-- Assigned task 1 --
Answer these questions from the forum thread about a motorcycle part:
(a) Where does the unidentified part go into the wiring harness?
(b) In gear, under what condition will the bike restart once the part is connected?
(c) Why will the battery have to be ordered online?
-- Assigned task 2 --
Reproduce the forum thread from "Well there isn't" up to and including "a good battery.".

-- Text under study --
Posted June 11, 2011 - 11:09 PM

#6

Separate note... maybe. What is this thing for? It goes into the wiring harness on the frame by the fuel tank. Was never connected when I bought the bike, and I just found it.

Posted Image


that looks to me like the nuetral saftey cable... i just replaced mine cause it broke. there should be a spot on the clutch for it to fit into...

  • RockRogue

Posted June 12, 2011 - 07:21 AM

#7

that looks to me like the nuetral saftey cable... i just replaced mine cause it broke. there should be a spot on the clutch for it to fit into...


THat would explain why I have to have my bike in nuetral to restart it on the trail... :lol::ride:

  • redswr

Posted June 12, 2011 - 05:25 PM

#8

THat would explain why I have to have my bike in nuetral to restart it on the trail... :lol::lol:


yeah it makes it to where it'll only do it in gear if the clutch is pulled... :ride:

  • RockRogue

Posted June 13, 2011 - 08:37 AM

#9

Well there isn't a place nearby with a battery that is reasonably priced. I will have to order one online and wait for it to show up before I can get this thing tested on a good battery.

-- Data shown --
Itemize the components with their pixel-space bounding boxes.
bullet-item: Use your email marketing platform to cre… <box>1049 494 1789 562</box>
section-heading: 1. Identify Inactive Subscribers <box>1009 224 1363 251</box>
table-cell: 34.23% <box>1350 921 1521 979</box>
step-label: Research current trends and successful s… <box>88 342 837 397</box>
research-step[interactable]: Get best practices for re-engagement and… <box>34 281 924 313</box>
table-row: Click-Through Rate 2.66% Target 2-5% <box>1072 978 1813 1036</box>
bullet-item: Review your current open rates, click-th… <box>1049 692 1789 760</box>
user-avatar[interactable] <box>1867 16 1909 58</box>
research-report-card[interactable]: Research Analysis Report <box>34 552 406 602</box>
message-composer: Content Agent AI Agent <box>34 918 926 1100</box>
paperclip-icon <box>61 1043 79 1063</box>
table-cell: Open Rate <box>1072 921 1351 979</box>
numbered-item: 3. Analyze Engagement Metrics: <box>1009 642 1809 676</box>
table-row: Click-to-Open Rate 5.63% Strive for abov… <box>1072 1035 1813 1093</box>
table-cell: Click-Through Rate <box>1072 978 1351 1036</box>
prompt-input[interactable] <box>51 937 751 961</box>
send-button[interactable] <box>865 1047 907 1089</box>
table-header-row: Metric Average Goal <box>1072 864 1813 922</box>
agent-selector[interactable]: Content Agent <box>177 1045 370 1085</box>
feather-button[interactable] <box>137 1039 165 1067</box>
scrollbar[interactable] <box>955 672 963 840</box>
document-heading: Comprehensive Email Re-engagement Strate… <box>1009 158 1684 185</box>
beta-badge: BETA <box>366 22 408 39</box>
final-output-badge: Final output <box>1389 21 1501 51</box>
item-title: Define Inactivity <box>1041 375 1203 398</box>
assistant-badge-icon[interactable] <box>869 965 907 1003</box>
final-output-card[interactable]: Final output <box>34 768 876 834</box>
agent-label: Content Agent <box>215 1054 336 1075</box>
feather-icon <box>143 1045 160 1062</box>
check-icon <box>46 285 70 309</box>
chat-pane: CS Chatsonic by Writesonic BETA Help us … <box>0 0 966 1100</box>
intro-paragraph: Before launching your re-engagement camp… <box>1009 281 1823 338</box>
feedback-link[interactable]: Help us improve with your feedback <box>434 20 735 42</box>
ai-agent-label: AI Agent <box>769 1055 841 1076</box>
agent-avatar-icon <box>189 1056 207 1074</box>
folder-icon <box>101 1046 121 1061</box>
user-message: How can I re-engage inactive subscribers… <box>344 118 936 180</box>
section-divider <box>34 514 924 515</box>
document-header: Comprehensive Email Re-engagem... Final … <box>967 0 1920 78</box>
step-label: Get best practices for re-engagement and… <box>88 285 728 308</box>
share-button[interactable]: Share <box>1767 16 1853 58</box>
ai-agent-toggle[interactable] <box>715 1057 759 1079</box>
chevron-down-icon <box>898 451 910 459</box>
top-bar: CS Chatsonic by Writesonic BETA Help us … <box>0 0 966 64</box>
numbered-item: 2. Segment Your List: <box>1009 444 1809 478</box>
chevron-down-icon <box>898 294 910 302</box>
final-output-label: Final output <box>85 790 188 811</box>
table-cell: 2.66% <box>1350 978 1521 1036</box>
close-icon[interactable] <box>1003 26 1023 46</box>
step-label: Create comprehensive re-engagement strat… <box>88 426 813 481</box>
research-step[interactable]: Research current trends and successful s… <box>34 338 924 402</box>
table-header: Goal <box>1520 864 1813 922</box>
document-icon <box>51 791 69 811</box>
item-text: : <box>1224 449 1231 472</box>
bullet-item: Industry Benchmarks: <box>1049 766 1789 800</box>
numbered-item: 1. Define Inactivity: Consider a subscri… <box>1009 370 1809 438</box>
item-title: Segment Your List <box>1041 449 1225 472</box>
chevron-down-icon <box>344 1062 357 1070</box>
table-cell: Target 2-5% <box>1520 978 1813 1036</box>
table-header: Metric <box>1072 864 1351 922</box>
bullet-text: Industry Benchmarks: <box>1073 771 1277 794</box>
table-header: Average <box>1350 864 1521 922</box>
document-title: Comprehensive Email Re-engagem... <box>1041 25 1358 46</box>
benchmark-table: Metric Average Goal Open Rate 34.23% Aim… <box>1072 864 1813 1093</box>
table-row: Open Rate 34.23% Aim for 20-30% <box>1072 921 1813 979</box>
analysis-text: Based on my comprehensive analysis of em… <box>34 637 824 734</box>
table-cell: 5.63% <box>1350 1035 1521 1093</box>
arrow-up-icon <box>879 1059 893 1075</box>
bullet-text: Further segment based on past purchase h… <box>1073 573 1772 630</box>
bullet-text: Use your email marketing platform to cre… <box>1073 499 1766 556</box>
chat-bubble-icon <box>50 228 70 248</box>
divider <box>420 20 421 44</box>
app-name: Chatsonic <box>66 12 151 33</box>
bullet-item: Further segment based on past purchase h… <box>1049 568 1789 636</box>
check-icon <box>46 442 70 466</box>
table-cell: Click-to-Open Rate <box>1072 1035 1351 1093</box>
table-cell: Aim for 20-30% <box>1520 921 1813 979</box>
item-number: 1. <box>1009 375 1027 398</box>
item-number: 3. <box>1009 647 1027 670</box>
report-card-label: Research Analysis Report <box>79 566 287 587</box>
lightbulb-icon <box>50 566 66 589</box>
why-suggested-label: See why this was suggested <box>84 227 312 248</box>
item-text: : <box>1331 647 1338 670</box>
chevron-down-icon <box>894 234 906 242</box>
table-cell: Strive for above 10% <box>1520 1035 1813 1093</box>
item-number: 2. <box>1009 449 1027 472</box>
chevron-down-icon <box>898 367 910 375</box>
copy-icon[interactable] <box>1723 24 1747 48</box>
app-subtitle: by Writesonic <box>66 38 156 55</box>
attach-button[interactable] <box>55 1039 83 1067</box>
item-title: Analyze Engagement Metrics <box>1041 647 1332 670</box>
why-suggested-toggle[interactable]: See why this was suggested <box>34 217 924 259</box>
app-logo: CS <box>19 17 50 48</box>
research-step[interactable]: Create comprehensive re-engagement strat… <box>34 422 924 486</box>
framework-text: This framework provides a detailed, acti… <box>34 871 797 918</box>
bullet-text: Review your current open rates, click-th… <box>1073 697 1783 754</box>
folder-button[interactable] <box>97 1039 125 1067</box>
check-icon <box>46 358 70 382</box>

-- Answer area 1 --
(a) On the frame by the fuel tank.
(b) Only if the clutch is pulled.
(c) There isn't a place nearby with a reasonably priced battery.

-- Answer area 2 --
Well there isn't a place nearby with a battery that is reasonably priced. I will have to order one online and wait for it to show up before I can get this thing tested on a good battery.